Task objective
Gather every line from the entries below that includes "name".

The data
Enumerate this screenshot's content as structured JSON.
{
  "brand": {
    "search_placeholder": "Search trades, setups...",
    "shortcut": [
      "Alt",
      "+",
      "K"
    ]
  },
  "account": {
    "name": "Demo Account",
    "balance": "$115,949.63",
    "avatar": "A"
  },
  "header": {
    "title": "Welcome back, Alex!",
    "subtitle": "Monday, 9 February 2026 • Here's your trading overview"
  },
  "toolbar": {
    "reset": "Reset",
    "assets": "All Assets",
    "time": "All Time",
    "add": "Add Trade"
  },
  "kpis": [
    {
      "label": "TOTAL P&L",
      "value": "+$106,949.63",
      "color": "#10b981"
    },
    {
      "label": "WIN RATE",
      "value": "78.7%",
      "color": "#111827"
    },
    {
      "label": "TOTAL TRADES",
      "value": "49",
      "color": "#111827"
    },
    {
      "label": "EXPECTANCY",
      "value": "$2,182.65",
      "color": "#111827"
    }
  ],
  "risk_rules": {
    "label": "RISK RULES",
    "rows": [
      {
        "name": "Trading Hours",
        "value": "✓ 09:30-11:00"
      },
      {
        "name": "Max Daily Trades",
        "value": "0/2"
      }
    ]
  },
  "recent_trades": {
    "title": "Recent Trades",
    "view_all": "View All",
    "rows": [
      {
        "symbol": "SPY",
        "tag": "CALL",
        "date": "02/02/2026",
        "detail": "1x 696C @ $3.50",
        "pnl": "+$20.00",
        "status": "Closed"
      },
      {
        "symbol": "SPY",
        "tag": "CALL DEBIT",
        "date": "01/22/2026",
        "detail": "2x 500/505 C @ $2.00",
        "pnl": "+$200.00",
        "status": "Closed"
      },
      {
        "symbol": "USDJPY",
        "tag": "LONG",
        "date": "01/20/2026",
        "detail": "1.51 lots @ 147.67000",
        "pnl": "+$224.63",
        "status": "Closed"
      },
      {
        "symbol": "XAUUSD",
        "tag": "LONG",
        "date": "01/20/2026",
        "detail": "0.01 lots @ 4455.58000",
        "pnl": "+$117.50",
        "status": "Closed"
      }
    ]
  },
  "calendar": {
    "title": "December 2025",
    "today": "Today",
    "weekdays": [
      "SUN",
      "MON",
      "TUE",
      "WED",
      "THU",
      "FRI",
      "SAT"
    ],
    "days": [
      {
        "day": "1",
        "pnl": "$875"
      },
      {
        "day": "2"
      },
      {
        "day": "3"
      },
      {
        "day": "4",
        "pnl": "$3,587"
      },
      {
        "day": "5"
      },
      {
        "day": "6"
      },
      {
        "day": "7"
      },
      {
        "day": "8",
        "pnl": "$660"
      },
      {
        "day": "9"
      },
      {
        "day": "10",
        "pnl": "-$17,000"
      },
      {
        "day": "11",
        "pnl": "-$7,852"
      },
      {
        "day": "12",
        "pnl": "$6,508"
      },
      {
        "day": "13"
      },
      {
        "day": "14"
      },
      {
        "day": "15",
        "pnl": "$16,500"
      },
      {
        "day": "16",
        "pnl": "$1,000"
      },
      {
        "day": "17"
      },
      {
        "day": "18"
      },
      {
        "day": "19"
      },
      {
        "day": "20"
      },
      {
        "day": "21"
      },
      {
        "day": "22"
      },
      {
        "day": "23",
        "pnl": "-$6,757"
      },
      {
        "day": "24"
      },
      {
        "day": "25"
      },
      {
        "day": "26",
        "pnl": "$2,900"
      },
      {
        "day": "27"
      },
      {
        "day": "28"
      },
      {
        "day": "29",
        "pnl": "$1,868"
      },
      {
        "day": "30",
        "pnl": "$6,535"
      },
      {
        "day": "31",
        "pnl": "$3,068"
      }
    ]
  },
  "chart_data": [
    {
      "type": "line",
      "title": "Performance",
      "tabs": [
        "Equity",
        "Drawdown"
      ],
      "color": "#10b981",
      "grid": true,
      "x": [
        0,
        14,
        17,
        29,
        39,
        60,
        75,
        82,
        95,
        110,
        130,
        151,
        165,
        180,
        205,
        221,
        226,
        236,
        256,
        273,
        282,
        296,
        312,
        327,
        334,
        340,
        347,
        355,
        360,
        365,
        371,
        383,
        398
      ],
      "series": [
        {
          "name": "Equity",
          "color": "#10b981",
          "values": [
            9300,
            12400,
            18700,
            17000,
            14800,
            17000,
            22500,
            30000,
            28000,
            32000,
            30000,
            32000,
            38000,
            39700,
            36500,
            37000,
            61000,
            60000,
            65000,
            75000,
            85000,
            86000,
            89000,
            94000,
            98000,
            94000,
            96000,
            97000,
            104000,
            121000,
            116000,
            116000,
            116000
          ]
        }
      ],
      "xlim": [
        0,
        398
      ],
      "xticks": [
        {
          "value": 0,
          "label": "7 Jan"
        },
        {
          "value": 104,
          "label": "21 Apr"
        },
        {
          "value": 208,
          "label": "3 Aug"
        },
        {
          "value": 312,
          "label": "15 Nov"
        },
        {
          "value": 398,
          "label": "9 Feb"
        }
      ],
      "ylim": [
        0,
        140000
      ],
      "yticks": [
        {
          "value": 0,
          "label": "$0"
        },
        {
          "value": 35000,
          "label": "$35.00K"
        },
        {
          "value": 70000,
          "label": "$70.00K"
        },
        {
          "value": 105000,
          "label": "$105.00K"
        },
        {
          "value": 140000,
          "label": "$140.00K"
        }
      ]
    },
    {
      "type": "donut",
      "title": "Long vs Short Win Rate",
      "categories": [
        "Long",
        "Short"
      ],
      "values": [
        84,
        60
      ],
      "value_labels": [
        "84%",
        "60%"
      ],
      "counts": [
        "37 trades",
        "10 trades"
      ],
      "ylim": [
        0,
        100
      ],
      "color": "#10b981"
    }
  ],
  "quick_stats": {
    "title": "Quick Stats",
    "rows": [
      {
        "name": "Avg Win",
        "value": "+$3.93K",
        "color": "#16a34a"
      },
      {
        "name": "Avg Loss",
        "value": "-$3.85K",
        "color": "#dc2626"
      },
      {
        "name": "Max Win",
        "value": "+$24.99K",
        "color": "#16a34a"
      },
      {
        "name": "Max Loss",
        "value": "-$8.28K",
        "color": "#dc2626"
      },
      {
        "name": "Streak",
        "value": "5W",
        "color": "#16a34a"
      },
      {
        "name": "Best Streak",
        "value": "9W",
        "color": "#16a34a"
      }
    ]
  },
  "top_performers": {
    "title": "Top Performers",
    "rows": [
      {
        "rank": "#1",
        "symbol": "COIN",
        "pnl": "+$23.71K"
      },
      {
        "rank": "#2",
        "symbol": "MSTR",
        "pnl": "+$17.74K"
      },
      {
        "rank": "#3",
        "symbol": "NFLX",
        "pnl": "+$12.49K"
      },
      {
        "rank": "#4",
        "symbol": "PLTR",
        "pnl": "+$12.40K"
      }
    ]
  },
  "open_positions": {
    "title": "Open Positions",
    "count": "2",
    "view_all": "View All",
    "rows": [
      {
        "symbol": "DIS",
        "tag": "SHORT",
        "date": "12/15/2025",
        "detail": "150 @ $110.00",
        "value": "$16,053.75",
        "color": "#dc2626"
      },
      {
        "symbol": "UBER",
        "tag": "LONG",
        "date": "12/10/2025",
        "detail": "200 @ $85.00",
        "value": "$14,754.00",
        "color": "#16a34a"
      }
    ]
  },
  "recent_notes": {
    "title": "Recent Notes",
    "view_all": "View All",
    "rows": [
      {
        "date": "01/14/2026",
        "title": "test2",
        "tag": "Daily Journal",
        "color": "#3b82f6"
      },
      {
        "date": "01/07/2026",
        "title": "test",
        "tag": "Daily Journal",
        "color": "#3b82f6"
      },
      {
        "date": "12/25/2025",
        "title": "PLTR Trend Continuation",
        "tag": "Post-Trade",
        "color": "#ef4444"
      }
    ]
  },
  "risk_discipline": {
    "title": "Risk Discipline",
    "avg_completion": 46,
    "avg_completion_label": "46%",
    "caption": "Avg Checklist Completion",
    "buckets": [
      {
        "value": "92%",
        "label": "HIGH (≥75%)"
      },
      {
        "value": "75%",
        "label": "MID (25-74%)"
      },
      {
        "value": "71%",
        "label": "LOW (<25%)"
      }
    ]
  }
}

Written reply
    "name": "Demo Account",
        "name": "Trading Hours",
        "name": "Max Daily Trades",
          "name": "Equity",
        "name": "Avg Win",
        "name": "Avg Loss",
        "name": "Max Win",
        "name": "Max Loss",
        "name": "Streak",
        "name": "Best Streak",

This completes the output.